**Records from a dataset**
§ §

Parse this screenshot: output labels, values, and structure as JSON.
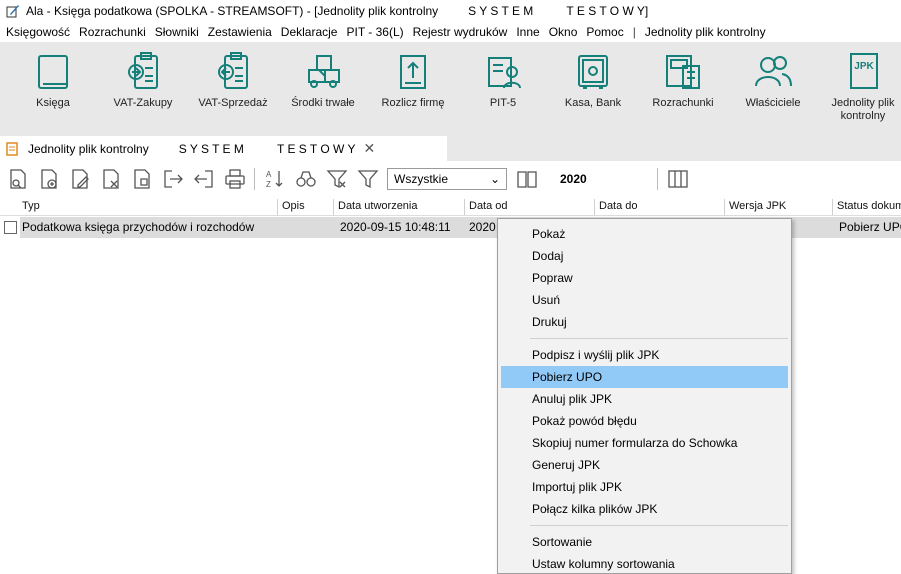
{
  "window": {
    "title": "Ala - Księga podatkowa (SPOLKA - STREAMSOFT) - [Jednolity plik kontrolny         S Y S T E M          T E S T O W Y]"
  },
  "menu": [
    {
      "label": "Księgowość"
    },
    {
      "label": "Rozrachunki"
    },
    {
      "label": "Słowniki"
    },
    {
      "label": "Zestawienia"
    },
    {
      "label": "Deklaracje"
    },
    {
      "label": "PIT - 36(L)"
    },
    {
      "label": "Rejestr wydruków"
    },
    {
      "label": "Inne"
    },
    {
      "label": "Okno"
    },
    {
      "label": "Pomoc"
    },
    {
      "label": "Jednolity plik kontrolny"
    }
  ],
  "menu_separator": "|",
  "ribbon": [
    {
      "label": "Księga",
      "icon": "book-icon"
    },
    {
      "label": "VAT-Zakupy",
      "icon": "clipboard-in-icon"
    },
    {
      "label": "VAT-Sprzedaż",
      "icon": "clipboard-out-icon"
    },
    {
      "label": "Środki trwałe",
      "icon": "truck-icon"
    },
    {
      "label": "Rozlicz firmę",
      "icon": "upload-document-icon"
    },
    {
      "label": "PIT-5",
      "icon": "person-document-icon"
    },
    {
      "label": "Kasa, Bank",
      "icon": "safe-icon"
    },
    {
      "label": "Rozrachunki",
      "icon": "cash-register-icon"
    },
    {
      "label": "Właściciele",
      "icon": "people-icon"
    },
    {
      "label": "Jednolity plik kontrolny",
      "icon": "jpk-icon",
      "badge": "JPK"
    }
  ],
  "tab": {
    "title": "Jednolity plik kontrolny         S Y S T E M          T E S T O W Y",
    "close": "✕"
  },
  "toolbar": {
    "filter_value": "Wszystkie",
    "year": "2020"
  },
  "grid": {
    "columns": [
      "Typ",
      "Opis",
      "Data utworzenia",
      "Data od",
      "Data do",
      "Wersja JPK",
      "Status dokumentu"
    ],
    "rows": [
      {
        "typ": "Podatkowa księga przychodów i rozchodów",
        "opis": "",
        "data_utworzenia": "2020-09-15 10:48:11",
        "data_od": "2020",
        "data_do": "",
        "wersja": "",
        "status": "Pobierz UPO"
      }
    ]
  },
  "context_menu": {
    "group1": [
      "Pokaż",
      "Dodaj",
      "Popraw",
      "Usuń",
      "Drukuj"
    ],
    "group2": [
      "Podpisz i wyślij plik JPK",
      "Pobierz UPO",
      "Anuluj plik JPK",
      "Pokaż powód błędu",
      "Skopiuj numer formularza do Schowka",
      "Generuj JPK",
      "Importuj plik JPK",
      "Połącz kilka plików JPK"
    ],
    "group3": [
      "Sortowanie",
      "Ustaw kolumny sortowania"
    ],
    "highlighted": "Pobierz UPO",
    "highlight_color": "#91c9f7"
  }
}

§ §

**Brief**
Within the data above, count the lines that contain the string "kontrolny"; the reply is the number alone.

**The output**
4